Dataset records
○ ○ ○ ○ ○ ○ ○

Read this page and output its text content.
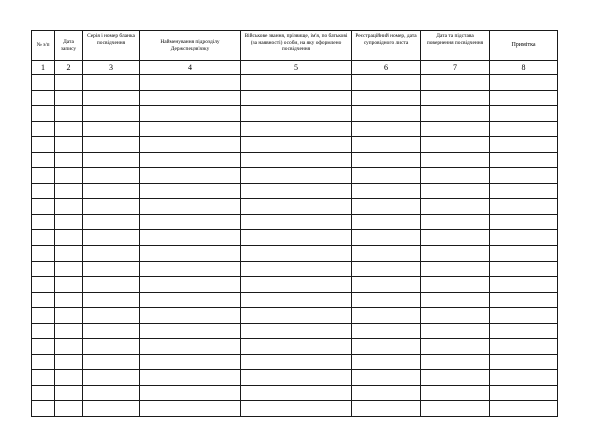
№ з/п	Дата запису	Серія і номер бланка посвідчення	Найменування підрозділу Держспецзв'язку	Військове звання, прізвище, ім'я, по батькові (за наявності) особи, на яку оформлено посвідчення	Реєстраційний номер, дата супровідного листа	Дата та підстава повернення посвідчення	Примітка
1	2	3	4	5	6	7	8
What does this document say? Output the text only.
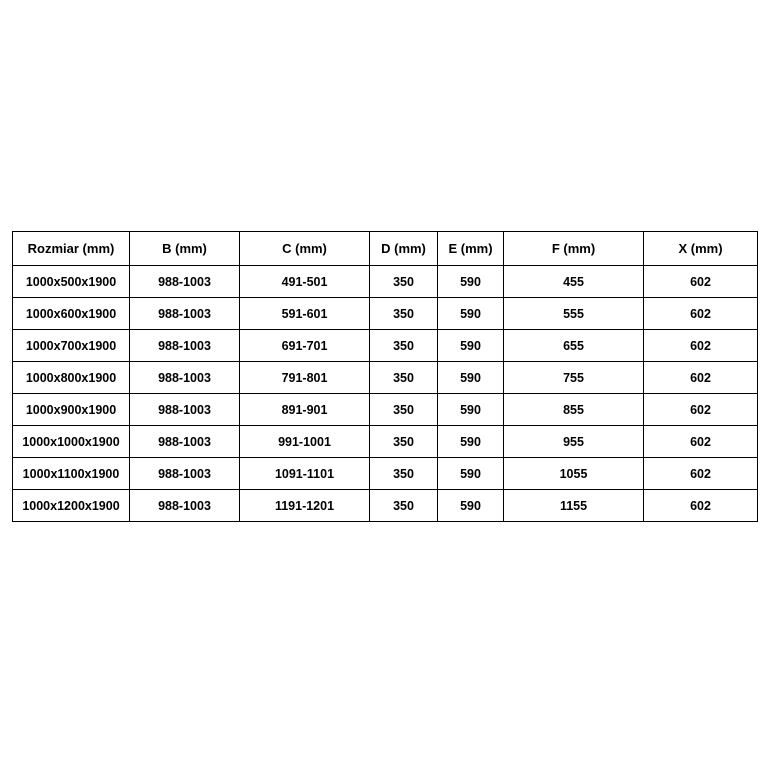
Rozmiar (mm)	B (mm)	C (mm)	D (mm)	E (mm)	F (mm)	X (mm)
1000x500x1900	988-1003	491-501	350	590	455	602
1000x600x1900	988-1003	591-601	350	590	555	602
1000x700x1900	988-1003	691-701	350	590	655	602
1000x800x1900	988-1003	791-801	350	590	755	602
1000x900x1900	988-1003	891-901	350	590	855	602
1000x1000x1900	988-1003	991-1001	350	590	955	602
1000x1100x1900	988-1003	1091-1101	350	590	1055	602
1000x1200x1900	988-1003	1191-1201	350	590	1155	602
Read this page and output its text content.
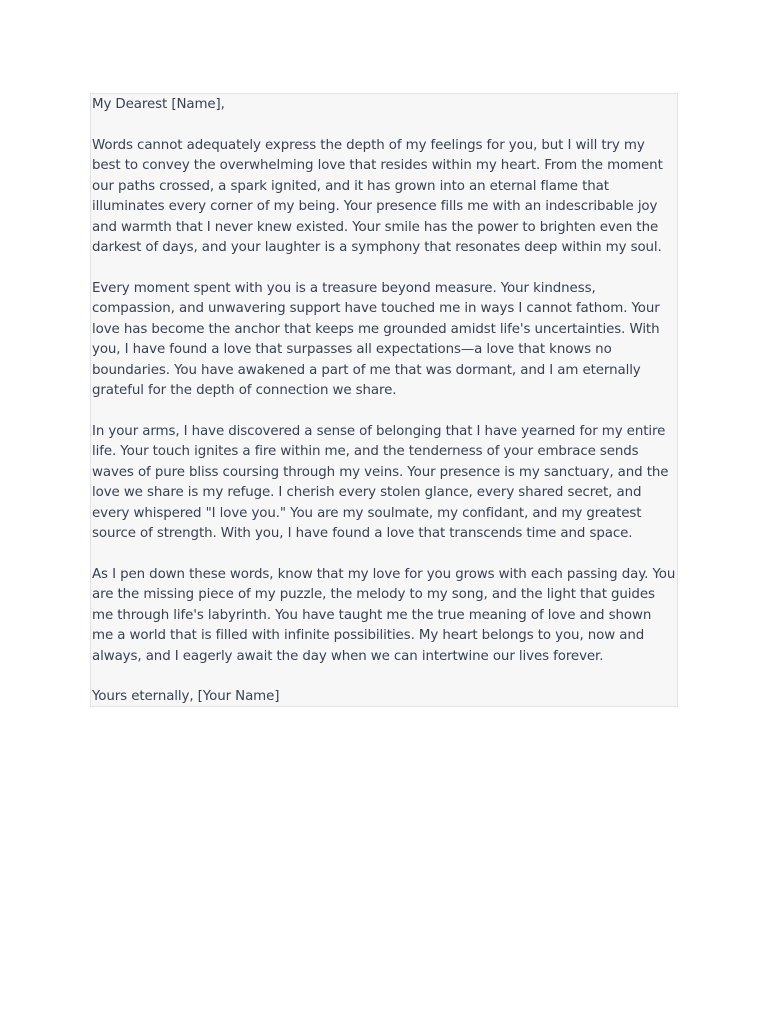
My Dearest [Name],

Words cannot adequately express the depth of my feelings for you, but I will try my best to convey the overwhelming love that resides within my heart. From the moment our paths crossed, a spark ignited, and it has grown into an eternal flame that illuminates every corner of my being. Your presence fills me with an indescribable joy and warmth that I never knew existed. Your smile has the power to brighten even the darkest of days, and your laughter is a symphony that resonates deep within my soul.

Every moment spent with you is a treasure beyond measure. Your kindness, compassion, and unwavering support have touched me in ways I cannot fathom. Your love has become the anchor that keeps me grounded amidst life's uncertainties. With you, I have found a love that surpasses all expectations—a love that knows no boundaries. You have awakened a part of me that was dormant, and I am eternally grateful for the depth of connection we share.

In your arms, I have discovered a sense of belonging that I have yearned for my entire life. Your touch ignites a fire within me, and the tenderness of your embrace sends waves of pure bliss coursing through my veins. Your presence is my sanctuary, and the love we share is my refuge. I cherish every stolen glance, every shared secret, and every whispered "I love you." You are my soulmate, my confidant, and my greatest source of strength. With you, I have found a love that transcends time and space.

As I pen down these words, know that my love for you grows with each passing day. You are the missing piece of my puzzle, the melody to my song, and the light that guides me through life's labyrinth. You have taught me the true meaning of love and shown me a world that is filled with infinite possibilities. My heart belongs to you, now and always, and I eagerly await the day when we can intertwine our lives forever.

Yours eternally, [Your Name]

○ ○ ○ ○ ○ ○ ○

TASK STATEMENT
Images in the data above are to be skipped. Retype all other material exactly.

COMPLETED TASK
Read this page and output its text content.
№ з/п	Дата запису	Серія і номер бланка посвідчення	Найменування підрозділу Держспецзв'язку	Військове звання, прізвище, ім'я, по батькові (за наявності) особи, на яку оформлено посвідчення	Реєстраційний номер, дата супровідного листа	Дата та підстава повернення посвідчення	Примітка
1	2	3	4	5	6	7	8
What does this document say? Output the text only.
Rozmiar (mm)	B (mm)	C (mm)	D (mm)	E (mm)	F (mm)	X (mm)
1000x500x1900	988-1003	491-501	350	590	455	602
1000x600x1900	988-1003	591-601	350	590	555	602
1000x700x1900	988-1003	691-701	350	590	655	602
1000x800x1900	988-1003	791-801	350	590	755	602
1000x900x1900	988-1003	891-901	350	590	855	602
1000x1000x1900	988-1003	991-1001	350	590	955	602
1000x1100x1900	988-1003	1091-1101	350	590	1055	602
1000x1200x1900	988-1003	1191-1201	350	590	1155	602
Read this page and output its text content.
My Dearest [Name],

Words cannot adequately express the depth of my feelings for you, but I will try my best to convey the overwhelming love that resides within my heart. From the moment our paths crossed, a spark ignited, and it has grown into an eternal flame that illuminates every corner of my being. Your presence fills me with an indescribable joy and warmth that I never knew existed. Your smile has the power to brighten even the darkest of days, and your laughter is a symphony that resonates deep within my soul.

Every moment spent with you is a treasure beyond measure. Your kindness, compassion, and unwavering support have touched me in ways I cannot fathom. Your love has become the anchor that keeps me grounded amidst life's uncertainties. With you, I have found a love that surpasses all expectations—a love that knows no boundaries. You have awakened a part of me that was dormant, and I am eternally grateful for the depth of connection we share.

In your arms, I have discovered a sense of belonging that I have yearned for my entire life. Your touch ignites a fire within me, and the tenderness of your embrace sends waves of pure bliss coursing through my veins. Your presence is my sanctuary, and the love we share is my refuge. I cherish every stolen glance, every shared secret, and every whispered "I love you." You are my soulmate, my confidant, and my greatest source of strength. With you, I have found a love that transcends time and space.

As I pen down these words, know that my love for you grows with each passing day. You are the missing piece of my puzzle, the melody to my song, and the light that guides me through life's labyrinth. You have taught me the true meaning of love and shown me a world that is filled with infinite possibilities. My heart belongs to you, now and always, and I eagerly await the day when we can intertwine our lives forever.

Yours eternally, [Your Name]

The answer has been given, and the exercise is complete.